### DIRECTIONS FOR THIS TASK:
Output every entry exactly, from the first line to the last.

### MATERIAL PROVIDED:

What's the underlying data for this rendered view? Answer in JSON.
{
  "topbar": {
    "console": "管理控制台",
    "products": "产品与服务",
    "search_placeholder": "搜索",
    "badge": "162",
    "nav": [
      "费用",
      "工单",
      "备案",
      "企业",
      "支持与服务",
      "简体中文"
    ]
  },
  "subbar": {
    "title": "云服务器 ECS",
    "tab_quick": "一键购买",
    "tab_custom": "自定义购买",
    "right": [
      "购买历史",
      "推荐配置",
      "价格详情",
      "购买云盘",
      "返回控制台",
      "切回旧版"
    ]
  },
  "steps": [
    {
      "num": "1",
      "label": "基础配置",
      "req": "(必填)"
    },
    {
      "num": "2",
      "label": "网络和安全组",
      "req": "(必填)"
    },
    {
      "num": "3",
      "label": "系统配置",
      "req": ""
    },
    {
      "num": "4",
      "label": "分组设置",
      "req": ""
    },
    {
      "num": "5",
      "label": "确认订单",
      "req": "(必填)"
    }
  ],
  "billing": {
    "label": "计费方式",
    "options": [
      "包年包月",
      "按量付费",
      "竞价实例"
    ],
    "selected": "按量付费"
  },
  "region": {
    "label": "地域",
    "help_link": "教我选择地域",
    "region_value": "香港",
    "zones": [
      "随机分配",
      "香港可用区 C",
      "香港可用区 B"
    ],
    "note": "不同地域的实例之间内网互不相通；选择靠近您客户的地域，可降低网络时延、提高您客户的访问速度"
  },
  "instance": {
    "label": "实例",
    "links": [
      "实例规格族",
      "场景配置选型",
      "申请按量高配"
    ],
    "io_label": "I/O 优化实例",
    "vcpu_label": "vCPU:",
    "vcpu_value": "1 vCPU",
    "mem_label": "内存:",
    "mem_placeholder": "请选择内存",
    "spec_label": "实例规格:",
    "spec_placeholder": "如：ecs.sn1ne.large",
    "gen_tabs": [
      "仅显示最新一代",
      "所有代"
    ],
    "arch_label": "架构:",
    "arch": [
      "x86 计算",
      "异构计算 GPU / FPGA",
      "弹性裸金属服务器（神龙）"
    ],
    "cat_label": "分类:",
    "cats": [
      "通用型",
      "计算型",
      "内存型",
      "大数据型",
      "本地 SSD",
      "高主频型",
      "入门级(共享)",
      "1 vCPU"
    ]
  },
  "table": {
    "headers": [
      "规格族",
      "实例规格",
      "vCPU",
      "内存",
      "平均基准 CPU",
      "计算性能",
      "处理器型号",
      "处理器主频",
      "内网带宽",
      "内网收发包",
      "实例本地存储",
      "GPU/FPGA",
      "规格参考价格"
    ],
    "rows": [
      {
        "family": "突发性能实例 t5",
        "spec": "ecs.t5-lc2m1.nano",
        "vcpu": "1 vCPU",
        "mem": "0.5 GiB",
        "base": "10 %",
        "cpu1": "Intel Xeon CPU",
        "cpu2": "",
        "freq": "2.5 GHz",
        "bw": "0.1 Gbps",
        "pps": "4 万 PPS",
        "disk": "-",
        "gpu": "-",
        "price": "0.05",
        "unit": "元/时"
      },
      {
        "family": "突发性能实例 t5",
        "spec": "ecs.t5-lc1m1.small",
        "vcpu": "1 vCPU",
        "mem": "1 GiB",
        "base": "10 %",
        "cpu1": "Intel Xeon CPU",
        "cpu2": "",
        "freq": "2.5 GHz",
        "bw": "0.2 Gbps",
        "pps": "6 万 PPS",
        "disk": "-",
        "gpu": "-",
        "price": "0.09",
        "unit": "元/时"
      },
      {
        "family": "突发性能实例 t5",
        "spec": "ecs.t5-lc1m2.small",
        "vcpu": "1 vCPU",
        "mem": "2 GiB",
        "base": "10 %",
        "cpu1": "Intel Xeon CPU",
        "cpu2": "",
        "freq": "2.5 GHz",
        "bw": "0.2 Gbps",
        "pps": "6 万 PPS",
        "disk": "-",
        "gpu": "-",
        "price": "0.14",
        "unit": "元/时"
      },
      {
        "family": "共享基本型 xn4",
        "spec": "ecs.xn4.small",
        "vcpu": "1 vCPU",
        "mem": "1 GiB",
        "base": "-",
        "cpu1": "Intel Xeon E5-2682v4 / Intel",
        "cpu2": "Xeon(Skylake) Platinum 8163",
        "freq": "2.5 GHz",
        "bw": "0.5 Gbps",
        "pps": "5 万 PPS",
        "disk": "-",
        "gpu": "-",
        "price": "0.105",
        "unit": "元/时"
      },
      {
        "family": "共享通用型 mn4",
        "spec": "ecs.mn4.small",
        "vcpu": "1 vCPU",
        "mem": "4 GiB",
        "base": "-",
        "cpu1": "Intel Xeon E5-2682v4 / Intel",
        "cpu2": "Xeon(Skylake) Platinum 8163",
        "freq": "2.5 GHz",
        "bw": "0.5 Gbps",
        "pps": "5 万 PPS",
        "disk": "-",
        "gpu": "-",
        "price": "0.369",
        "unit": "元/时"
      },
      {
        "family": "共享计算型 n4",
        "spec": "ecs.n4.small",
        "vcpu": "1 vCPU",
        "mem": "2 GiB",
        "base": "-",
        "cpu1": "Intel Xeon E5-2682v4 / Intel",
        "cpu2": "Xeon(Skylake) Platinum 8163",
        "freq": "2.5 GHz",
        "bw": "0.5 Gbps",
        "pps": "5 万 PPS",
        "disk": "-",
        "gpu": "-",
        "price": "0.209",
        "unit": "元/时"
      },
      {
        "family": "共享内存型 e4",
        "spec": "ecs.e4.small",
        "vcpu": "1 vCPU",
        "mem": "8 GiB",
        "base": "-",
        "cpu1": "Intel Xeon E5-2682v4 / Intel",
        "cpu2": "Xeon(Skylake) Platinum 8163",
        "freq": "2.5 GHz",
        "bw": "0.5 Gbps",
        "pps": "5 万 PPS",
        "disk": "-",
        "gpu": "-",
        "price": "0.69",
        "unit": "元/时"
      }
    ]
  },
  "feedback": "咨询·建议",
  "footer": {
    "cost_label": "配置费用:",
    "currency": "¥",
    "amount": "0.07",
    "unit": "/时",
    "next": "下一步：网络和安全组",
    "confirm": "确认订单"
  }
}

### EXPECTED ANSWER:
What's the underlying data for this rendered view? Answer in JSON.
{
  "topbar": {
    "console": "管理控制台",
    "products": "产品与服务",
    "search_placeholder": "搜索",
    "badge": "162",
    "nav": [
      "费用",
      "工单",
      "备案",
      "企业",
      "支持与服务",
      "简体中文"
    ]
  },
  "subbar": {
    "title": "云服务器 ECS",
    "tab_quick": "一键购买",
    "tab_custom": "自定义购买",
    "right": [
      "购买历史",
      "推荐配置",
      "价格详情",
      "购买云盘",
      "返回控制台",
      "切回旧版"
    ]
  },
  "steps": [
    {
      "num": "1",
      "label": "基础配置",
      "req": "(必填)"
    },
    {
      "num": "2",
      "label": "网络和安全组",
      "req": "(必填)"
    },
    {
      "num": "3",
      "label": "系统配置",
      "req": ""
    },
    {
      "num": "4",
      "label": "分组设置",
      "req": ""
    },
    {
      "num": "5",
      "label": "确认订单",
      "req": "(必填)"
    }
  ],
  "billing": {
    "label": "计费方式",
    "options": [
      "包年包月",
      "按量付费",
      "竞价实例"
    ],
    "selected": "按量付费"
  },
  "region": {
    "label": "地域",
    "help_link": "教我选择地域",
    "region_value": "香港",
    "zones": [
      "随机分配",
      "香港可用区 C",
      "香港可用区 B"
    ],
    "note": "不同地域的实例之间内网互不相通；选择靠近您客户的地域，可降低网络时延、提高您客户的访问速度"
  },
  "instance": {
    "label": "实例",
    "links": [
      "实例规格族",
      "场景配置选型",
      "申请按量高配"
    ],
    "io_label": "I/O 优化实例",
    "vcpu_label": "vCPU:",
    "vcpu_value": "1 vCPU",
    "mem_label": "内存:",
    "mem_placeholder": "请选择内存",
    "spec_label": "实例规格:",
    "spec_placeholder": "如：ecs.sn1ne.large",
    "gen_tabs": [
      "仅显示最新一代",
      "所有代"
    ],
    "arch_label": "架构:",
    "arch": [
      "x86 计算",
      "异构计算 GPU / FPGA",
      "弹性裸金属服务器（神龙）"
    ],
    "cat_label": "分类:",
    "cats": [
      "通用型",
      "计算型",
      "内存型",
      "大数据型",
      "本地 SSD",
      "高主频型",
      "入门级(共享)",
      "1 vCPU"
    ]
  },
  "table": {
    "headers": [
      "规格族",
      "实例规格",
      "vCPU",
      "内存",
      "平均基准 CPU",
      "计算性能",
      "处理器型号",
      "处理器主频",
      "内网带宽",
      "内网收发包",
      "实例本地存储",
      "GPU/FPGA",
      "规格参考价格"
    ],
    "rows": [
      {
        "family": "突发性能实例 t5",
        "spec": "ecs.t5-lc2m1.nano",
        "vcpu": "1 vCPU",
        "mem": "0.5 GiB",
        "base": "10 %",
        "cpu1": "Intel Xeon CPU",
        "cpu2": "",
        "freq": "2.5 GHz",
        "bw": "0.1 Gbps",
        "pps": "4 万 PPS",
        "disk": "-",
        "gpu": "-",
        "price": "0.05",
        "unit": "元/时"
      },
      {
        "family": "突发性能实例 t5",
        "spec": "ecs.t5-lc1m1.small",
        "vcpu": "1 vCPU",
        "mem": "1 GiB",
        "base": "10 %",
        "cpu1": "Intel Xeon CPU",
        "cpu2": "",
        "freq": "2.5 GHz",
        "bw": "0.2 Gbps",
        "pps": "6 万 PPS",
        "disk": "-",
        "gpu": "-",
        "price": "0.09",
        "unit": "元/时"
      },
      {
        "family": "突发性能实例 t5",
        "spec": "ecs.t5-lc1m2.small",
        "vcpu": "1 vCPU",
        "mem": "2 GiB",
        "base": "10 %",
        "cpu1": "Intel Xeon CPU",
        "cpu2": "",
        "freq": "2.5 GHz",
        "bw": "0.2 Gbps",
        "pps": "6 万 PPS",
        "disk": "-",
        "gpu": "-",
        "price": "0.14",
        "unit": "元/时"
      },
      {
        "family": "共享基本型 xn4",
        "spec": "ecs.xn4.small",
        "vcpu": "1 vCPU",
        "mem": "1 GiB",
        "base": "-",
        "cpu1": "Intel Xeon E5-2682v4 / Intel",
        "cpu2": "Xeon(Skylake) Platinum 8163",
        "freq": "2.5 GHz",
        "bw": "0.5 Gbps",
        "pps": "5 万 PPS",
        "disk": "-",
        "gpu": "-",
        "price": "0.105",
        "unit": "元/时"
      },
      {
        "family": "共享通用型 mn4",
        "spec": "ecs.mn4.small",
        "vcpu": "1 vCPU",
        "mem": "4 GiB",
        "base": "-",
        "cpu1": "Intel Xeon E5-2682v4 / Intel",
        "cpu2": "Xeon(Skylake) Platinum 8163",
        "freq": "2.5 GHz",
        "bw": "0.5 Gbps",
        "pps": "5 万 PPS",
        "disk": "-",
        "gpu": "-",
        "price": "0.369",
        "unit": "元/时"
      },
      {
        "family": "共享计算型 n4",
        "spec": "ecs.n4.small",
        "vcpu": "1 vCPU",
        "mem": "2 GiB",
        "base": "-",
        "cpu1": "Intel Xeon E5-2682v4 / Intel",
        "cpu2": "Xeon(Skylake) Platinum 8163",
        "freq": "2.5 GHz",
        "bw": "0.5 Gbps",
        "pps": "5 万 PPS",
        "disk": "-",
        "gpu": "-",
        "price": "0.209",
        "unit": "元/时"
      },
      {
        "family": "共享内存型 e4",
        "spec": "ecs.e4.small",
        "vcpu": "1 vCPU",
        "mem": "8 GiB",
        "base": "-",
        "cpu1": "Intel Xeon E5-2682v4 / Intel",
        "cpu2": "Xeon(Skylake) Platinum 8163",
        "freq": "2.5 GHz",
        "bw": "0.5 Gbps",
        "pps": "5 万 PPS",
        "disk": "-",
        "gpu": "-",
        "price": "0.69",
        "unit": "元/时"
      }
    ]
  },
  "feedback": "咨询·建议",
  "footer": {
    "cost_label": "配置费用:",
    "currency": "¥",
    "amount": "0.07",
    "unit": "/时",
    "next": "下一步：网络和安全组",
    "confirm": "确认订单"
  }
}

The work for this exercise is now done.